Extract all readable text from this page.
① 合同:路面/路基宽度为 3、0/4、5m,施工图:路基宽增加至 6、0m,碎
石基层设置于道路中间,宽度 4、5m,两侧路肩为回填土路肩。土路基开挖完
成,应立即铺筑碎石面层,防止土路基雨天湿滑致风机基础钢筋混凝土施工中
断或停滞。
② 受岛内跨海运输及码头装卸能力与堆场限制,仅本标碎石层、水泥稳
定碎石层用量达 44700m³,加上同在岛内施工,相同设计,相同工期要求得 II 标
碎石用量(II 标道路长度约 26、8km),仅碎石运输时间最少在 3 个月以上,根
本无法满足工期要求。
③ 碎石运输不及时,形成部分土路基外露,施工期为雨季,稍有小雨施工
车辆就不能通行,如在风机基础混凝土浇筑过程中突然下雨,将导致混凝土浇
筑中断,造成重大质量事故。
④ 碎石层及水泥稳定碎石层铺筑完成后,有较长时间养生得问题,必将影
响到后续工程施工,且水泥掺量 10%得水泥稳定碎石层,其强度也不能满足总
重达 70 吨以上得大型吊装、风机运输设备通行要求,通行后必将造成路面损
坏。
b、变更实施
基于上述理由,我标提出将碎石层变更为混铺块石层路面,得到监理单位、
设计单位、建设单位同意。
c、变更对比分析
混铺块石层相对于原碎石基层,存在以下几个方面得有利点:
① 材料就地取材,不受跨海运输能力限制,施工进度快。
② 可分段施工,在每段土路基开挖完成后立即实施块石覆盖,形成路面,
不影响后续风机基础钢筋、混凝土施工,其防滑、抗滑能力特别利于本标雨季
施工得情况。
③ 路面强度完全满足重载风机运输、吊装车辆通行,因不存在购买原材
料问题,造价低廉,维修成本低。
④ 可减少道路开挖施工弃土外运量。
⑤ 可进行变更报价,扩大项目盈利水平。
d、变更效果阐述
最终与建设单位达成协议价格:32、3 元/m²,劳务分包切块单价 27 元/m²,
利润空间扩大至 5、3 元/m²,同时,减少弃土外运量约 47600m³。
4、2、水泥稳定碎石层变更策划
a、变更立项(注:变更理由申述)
#####
◆ **Task requirements**
Restate all of the entries above precisely.

◆ **Response to the task**
Extract all readable text from this page.
① 合同:路面/路基宽度为 3、0/4、5m,施工图:路基宽增加至 6、0m,碎
石基层设置于道路中间,宽度 4、5m,两侧路肩为回填土路肩。土路基开挖完
成,应立即铺筑碎石面层,防止土路基雨天湿滑致风机基础钢筋混凝土施工中
断或停滞。
② 受岛内跨海运输及码头装卸能力与堆场限制,仅本标碎石层、水泥稳
定碎石层用量达 44700m³,加上同在岛内施工,相同设计,相同工期要求得 II 标
碎石用量(II 标道路长度约 26、8km),仅碎石运输时间最少在 3 个月以上,根
本无法满足工期要求。
③ 碎石运输不及时,形成部分土路基外露,施工期为雨季,稍有小雨施工
车辆就不能通行,如在风机基础混凝土浇筑过程中突然下雨,将导致混凝土浇
筑中断,造成重大质量事故。
④ 碎石层及水泥稳定碎石层铺筑完成后,有较长时间养生得问题,必将影
响到后续工程施工,且水泥掺量 10%得水泥稳定碎石层,其强度也不能满足总
重达 70 吨以上得大型吊装、风机运输设备通行要求,通行后必将造成路面损
坏。
b、变更实施
基于上述理由,我标提出将碎石层变更为混铺块石层路面,得到监理单位、
设计单位、建设单位同意。
c、变更对比分析
混铺块石层相对于原碎石基层,存在以下几个方面得有利点:
① 材料就地取材,不受跨海运输能力限制,施工进度快。
② 可分段施工,在每段土路基开挖完成后立即实施块石覆盖,形成路面,
不影响后续风机基础钢筋、混凝土施工,其防滑、抗滑能力特别利于本标雨季
施工得情况。
③ 路面强度完全满足重载风机运输、吊装车辆通行,因不存在购买原材
料问题,造价低廉,维修成本低。
④ 可减少道路开挖施工弃土外运量。
⑤ 可进行变更报价,扩大项目盈利水平。
d、变更效果阐述
最终与建设单位达成协议价格:32、3 元/m²,劳务分包切块单价 27 元/m²,
利润空间扩大至 5、3 元/m²,同时,减少弃土外运量约 47600m³。
4、2、水泥稳定碎石层变更策划
a、变更立项(注:变更理由申述)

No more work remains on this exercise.